WORK INSTRUCTIONS - Tally the lines below that contain the word "interese", and give only that number.

RECORD LIST -
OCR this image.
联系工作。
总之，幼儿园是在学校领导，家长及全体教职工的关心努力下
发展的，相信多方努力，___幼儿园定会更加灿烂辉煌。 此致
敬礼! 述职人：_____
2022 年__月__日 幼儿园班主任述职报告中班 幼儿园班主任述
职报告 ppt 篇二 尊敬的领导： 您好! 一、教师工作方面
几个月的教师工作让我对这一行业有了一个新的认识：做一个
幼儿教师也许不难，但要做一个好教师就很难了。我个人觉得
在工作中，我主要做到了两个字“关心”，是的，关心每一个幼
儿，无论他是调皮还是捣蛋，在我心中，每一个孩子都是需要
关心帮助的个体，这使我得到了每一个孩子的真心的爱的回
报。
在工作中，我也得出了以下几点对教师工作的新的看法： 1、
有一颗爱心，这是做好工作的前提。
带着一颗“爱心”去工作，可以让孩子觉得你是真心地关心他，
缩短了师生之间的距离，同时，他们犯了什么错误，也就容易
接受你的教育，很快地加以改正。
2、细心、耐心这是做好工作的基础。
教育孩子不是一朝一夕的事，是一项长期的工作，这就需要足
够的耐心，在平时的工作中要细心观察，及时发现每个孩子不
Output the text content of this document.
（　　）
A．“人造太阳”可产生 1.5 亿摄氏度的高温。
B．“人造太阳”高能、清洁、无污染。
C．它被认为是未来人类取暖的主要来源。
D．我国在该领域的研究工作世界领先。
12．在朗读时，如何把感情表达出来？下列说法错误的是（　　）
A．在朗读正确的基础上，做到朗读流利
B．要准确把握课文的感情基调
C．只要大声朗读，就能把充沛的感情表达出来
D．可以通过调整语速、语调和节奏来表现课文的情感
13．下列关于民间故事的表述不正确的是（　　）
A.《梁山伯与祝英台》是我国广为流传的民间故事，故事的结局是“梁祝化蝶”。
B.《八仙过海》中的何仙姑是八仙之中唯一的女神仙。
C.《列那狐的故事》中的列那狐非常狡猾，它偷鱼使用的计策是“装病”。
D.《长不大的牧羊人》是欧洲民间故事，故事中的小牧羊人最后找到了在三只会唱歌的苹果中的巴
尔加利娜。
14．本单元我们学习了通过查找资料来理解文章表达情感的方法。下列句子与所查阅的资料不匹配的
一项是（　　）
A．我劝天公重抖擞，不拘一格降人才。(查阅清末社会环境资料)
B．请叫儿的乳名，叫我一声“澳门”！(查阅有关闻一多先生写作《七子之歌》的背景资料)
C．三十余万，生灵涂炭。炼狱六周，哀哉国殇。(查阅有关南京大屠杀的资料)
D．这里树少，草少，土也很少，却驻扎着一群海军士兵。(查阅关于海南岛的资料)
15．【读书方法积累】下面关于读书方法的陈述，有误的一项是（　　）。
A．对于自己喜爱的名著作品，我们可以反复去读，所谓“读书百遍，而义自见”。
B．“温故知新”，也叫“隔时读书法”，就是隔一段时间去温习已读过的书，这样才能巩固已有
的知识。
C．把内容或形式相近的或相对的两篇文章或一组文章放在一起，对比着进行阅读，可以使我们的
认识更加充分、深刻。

==

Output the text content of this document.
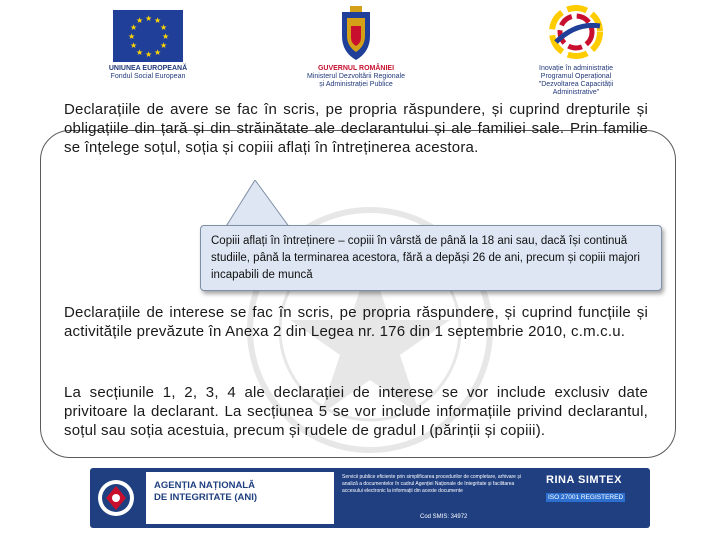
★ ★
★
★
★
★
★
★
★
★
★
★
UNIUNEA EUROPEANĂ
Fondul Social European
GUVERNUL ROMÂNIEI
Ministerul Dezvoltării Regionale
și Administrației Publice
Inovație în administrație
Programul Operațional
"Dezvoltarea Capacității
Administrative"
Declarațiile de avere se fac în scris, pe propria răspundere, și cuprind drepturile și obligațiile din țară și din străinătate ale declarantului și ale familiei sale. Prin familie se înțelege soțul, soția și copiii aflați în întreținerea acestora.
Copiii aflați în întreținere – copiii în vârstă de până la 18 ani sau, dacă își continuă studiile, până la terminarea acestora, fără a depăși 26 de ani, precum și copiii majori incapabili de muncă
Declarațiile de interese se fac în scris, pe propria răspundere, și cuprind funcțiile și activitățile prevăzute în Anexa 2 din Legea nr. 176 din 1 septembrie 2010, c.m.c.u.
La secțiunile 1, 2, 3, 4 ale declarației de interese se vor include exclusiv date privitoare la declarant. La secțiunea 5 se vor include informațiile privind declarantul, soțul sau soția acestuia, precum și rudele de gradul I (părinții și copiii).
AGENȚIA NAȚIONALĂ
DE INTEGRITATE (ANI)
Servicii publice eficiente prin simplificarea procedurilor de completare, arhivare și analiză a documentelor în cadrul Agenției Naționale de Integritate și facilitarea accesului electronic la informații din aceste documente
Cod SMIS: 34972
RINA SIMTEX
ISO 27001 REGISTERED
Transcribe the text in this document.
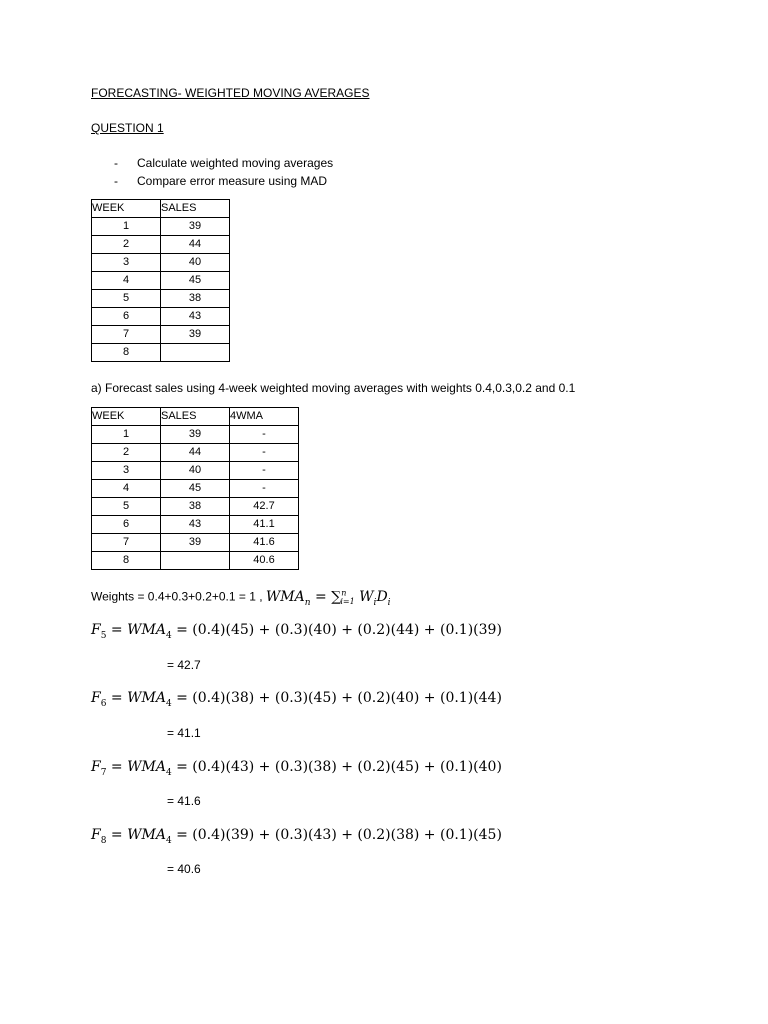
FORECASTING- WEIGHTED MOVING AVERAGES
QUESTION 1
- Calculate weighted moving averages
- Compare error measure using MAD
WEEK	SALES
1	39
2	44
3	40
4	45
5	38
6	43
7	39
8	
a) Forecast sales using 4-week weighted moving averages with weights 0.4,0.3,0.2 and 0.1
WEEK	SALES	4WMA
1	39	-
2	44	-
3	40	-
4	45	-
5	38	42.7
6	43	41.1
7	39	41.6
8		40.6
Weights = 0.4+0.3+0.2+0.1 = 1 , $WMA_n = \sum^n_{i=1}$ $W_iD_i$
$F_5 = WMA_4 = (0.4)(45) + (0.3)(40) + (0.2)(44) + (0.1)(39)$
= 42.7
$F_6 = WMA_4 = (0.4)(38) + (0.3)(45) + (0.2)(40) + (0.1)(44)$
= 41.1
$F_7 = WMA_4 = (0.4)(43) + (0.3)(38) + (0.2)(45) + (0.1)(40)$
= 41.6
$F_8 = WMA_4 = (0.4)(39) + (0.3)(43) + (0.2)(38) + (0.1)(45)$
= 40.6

SOLUTION - 2